Data rows:
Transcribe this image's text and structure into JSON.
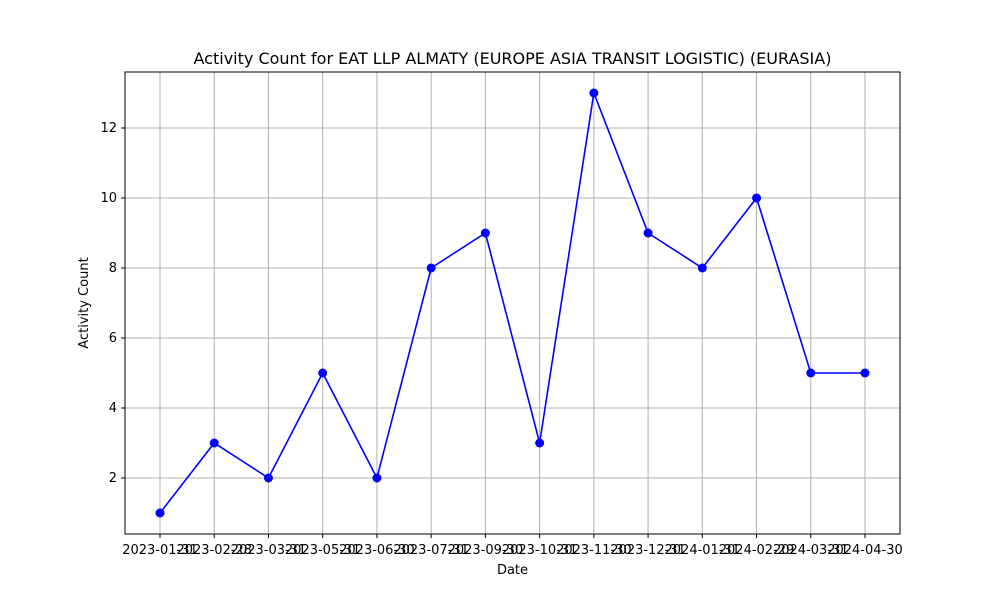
{
  "chart_data": {
    "type": "line",
    "title": "Activity Count for EAT LLP ALMATY (EUROPE ASIA TRANSIT LOGISTIC) (EURASIA)",
    "xlabel": "Date",
    "ylabel": "Activity Count",
    "x": [
      "2023-01-31",
      "2023-02-28",
      "2023-03-31",
      "2023-05-31",
      "2023-06-30",
      "2023-07-31",
      "2023-09-30",
      "2023-10-31",
      "2023-11-30",
      "2023-12-31",
      "2024-01-31",
      "2024-02-29",
      "2024-03-31",
      "2024-04-30"
    ],
    "series": [
      {
        "values": [
          1,
          3,
          2,
          5,
          2,
          8,
          9,
          3,
          13,
          9,
          8,
          10,
          5,
          5
        ],
        "color": "#0000ff",
        "marker": "circle"
      }
    ],
    "ylim": [
      0.4,
      13.6
    ],
    "yticks": [
      2,
      4,
      6,
      8,
      10,
      12
    ],
    "grid": true,
    "x_tick_positions": "one tick per data point, evenly spaced"
  }
}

Exercise prompt: Using the listing above, show each line holding the string "Activity".

Exercise solution:
    "title": "Activity Count for EAT LLP ALMATY (EUROPE ASIA TRANSIT LOGISTIC) (EURASIA)",
    "ylabel": "Activity Count",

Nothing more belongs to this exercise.